INSTRUCTIONS FOR THE TASK: Reproduce every line of the material below verbatim, without any change.

-- Start of DATASET ENTRIES --

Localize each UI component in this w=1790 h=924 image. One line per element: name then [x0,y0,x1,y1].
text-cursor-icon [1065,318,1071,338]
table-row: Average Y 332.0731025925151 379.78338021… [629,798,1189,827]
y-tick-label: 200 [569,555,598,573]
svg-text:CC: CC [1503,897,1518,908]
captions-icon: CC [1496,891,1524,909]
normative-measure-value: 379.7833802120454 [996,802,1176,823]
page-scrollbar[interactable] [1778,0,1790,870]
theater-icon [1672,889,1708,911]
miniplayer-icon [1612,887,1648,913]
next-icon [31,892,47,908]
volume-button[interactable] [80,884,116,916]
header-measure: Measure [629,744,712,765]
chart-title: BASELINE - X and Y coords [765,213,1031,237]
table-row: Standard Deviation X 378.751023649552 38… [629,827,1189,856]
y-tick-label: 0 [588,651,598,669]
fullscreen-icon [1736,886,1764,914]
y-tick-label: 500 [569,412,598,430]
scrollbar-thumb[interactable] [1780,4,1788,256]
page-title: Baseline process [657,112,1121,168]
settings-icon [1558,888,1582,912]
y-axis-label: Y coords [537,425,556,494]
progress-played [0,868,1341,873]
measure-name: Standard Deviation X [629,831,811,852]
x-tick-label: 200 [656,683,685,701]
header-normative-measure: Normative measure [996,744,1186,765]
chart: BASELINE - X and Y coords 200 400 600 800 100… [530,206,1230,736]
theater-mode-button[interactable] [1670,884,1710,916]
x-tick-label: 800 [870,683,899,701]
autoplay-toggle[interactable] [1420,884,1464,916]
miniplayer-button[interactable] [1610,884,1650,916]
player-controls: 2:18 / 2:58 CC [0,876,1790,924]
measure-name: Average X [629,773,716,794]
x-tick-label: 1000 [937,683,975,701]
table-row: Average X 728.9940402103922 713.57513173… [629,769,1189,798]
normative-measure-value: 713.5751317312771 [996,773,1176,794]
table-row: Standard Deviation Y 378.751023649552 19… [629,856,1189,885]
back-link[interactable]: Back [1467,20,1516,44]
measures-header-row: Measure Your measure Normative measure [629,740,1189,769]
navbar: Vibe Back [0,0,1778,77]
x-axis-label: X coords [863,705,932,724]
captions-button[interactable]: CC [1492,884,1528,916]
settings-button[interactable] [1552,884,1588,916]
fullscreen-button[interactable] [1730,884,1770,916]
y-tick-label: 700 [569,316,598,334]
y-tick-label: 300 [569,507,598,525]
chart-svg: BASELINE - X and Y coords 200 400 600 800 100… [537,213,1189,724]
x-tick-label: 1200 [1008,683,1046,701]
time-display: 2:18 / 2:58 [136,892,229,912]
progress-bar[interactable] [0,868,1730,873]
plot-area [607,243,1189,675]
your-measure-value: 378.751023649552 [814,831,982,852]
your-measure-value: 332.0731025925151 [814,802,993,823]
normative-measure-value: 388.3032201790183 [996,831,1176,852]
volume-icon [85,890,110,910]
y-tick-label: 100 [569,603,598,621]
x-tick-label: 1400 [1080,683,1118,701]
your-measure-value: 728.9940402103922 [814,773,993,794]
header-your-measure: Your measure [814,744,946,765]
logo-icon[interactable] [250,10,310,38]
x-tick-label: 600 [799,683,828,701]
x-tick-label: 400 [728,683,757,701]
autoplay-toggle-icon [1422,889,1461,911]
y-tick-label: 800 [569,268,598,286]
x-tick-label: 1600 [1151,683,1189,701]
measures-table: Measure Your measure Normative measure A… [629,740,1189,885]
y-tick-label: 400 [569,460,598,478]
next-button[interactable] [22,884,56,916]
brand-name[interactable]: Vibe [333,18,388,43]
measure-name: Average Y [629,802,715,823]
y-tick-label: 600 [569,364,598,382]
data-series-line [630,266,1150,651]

-- End of DATASET ENTRIES --

TASK SOLUTION:
Localize each UI component in this w=1790 h=924 image. One line per element: name then [x0,y0,x1,y1].
text-cursor-icon [1065,318,1071,338]
table-row: Average Y 332.0731025925151 379.78338021… [629,798,1189,827]
y-tick-label: 200 [569,555,598,573]
svg-text:CC: CC [1503,897,1518,908]
captions-icon: CC [1496,891,1524,909]
normative-measure-value: 379.7833802120454 [996,802,1176,823]
page-scrollbar[interactable] [1778,0,1790,870]
theater-icon [1672,889,1708,911]
miniplayer-icon [1612,887,1648,913]
next-icon [31,892,47,908]
volume-button[interactable] [80,884,116,916]
header-measure: Measure [629,744,712,765]
chart-title: BASELINE - X and Y coords [765,213,1031,237]
table-row: Standard Deviation X 378.751023649552 38… [629,827,1189,856]
y-tick-label: 0 [588,651,598,669]
fullscreen-icon [1736,886,1764,914]
y-tick-label: 500 [569,412,598,430]
scrollbar-thumb[interactable] [1780,4,1788,256]
page-title: Baseline process [657,112,1121,168]
settings-icon [1558,888,1582,912]
y-axis-label: Y coords [537,425,556,494]
progress-played [0,868,1341,873]
measure-name: Standard Deviation X [629,831,811,852]
x-tick-label: 200 [656,683,685,701]
header-normative-measure: Normative measure [996,744,1186,765]
chart: BASELINE - X and Y coords 200 400 600 800 100… [530,206,1230,736]
theater-mode-button[interactable] [1670,884,1710,916]
x-tick-label: 800 [870,683,899,701]
autoplay-toggle[interactable] [1420,884,1464,916]
miniplayer-button[interactable] [1610,884,1650,916]
player-controls: 2:18 / 2:58 CC [0,876,1790,924]
measure-name: Average X [629,773,716,794]
x-tick-label: 1000 [937,683,975,701]
table-row: Average X 728.9940402103922 713.57513173… [629,769,1189,798]
normative-measure-value: 713.5751317312771 [996,773,1176,794]
table-row: Standard Deviation Y 378.751023649552 19… [629,856,1189,885]
back-link[interactable]: Back [1467,20,1516,44]
measures-header-row: Measure Your measure Normative measure [629,740,1189,769]
navbar: Vibe Back [0,0,1778,77]
x-axis-label: X coords [863,705,932,724]
captions-button[interactable]: CC [1492,884,1528,916]
settings-button[interactable] [1552,884,1588,916]
fullscreen-button[interactable] [1730,884,1770,916]
y-tick-label: 700 [569,316,598,334]
y-tick-label: 300 [569,507,598,525]
chart-svg: BASELINE - X and Y coords 200 400 600 800 100… [537,213,1189,724]
x-tick-label: 1200 [1008,683,1046,701]
time-display: 2:18 / 2:58 [136,892,229,912]
progress-bar[interactable] [0,868,1730,873]
plot-area [607,243,1189,675]
your-measure-value: 378.751023649552 [814,831,982,852]
your-measure-value: 332.0731025925151 [814,802,993,823]
normative-measure-value: 388.3032201790183 [996,831,1176,852]
volume-icon [85,890,110,910]
y-tick-label: 100 [569,603,598,621]
x-tick-label: 1400 [1080,683,1118,701]
your-measure-value: 728.9940402103922 [814,773,993,794]
header-your-measure: Your measure [814,744,946,765]
logo-icon[interactable] [250,10,310,38]
x-tick-label: 600 [799,683,828,701]
x-tick-label: 400 [728,683,757,701]
autoplay-toggle-icon [1422,889,1461,911]
y-tick-label: 800 [569,268,598,286]
x-tick-label: 1600 [1151,683,1189,701]
measures-table: Measure Your measure Normative measure A… [629,740,1189,885]
y-tick-label: 400 [569,460,598,478]
next-button[interactable] [22,884,56,916]
brand-name[interactable]: Vibe [333,18,388,43]
measure-name: Average Y [629,802,715,823]
y-tick-label: 600 [569,364,598,382]
data-series-line [630,266,1150,651]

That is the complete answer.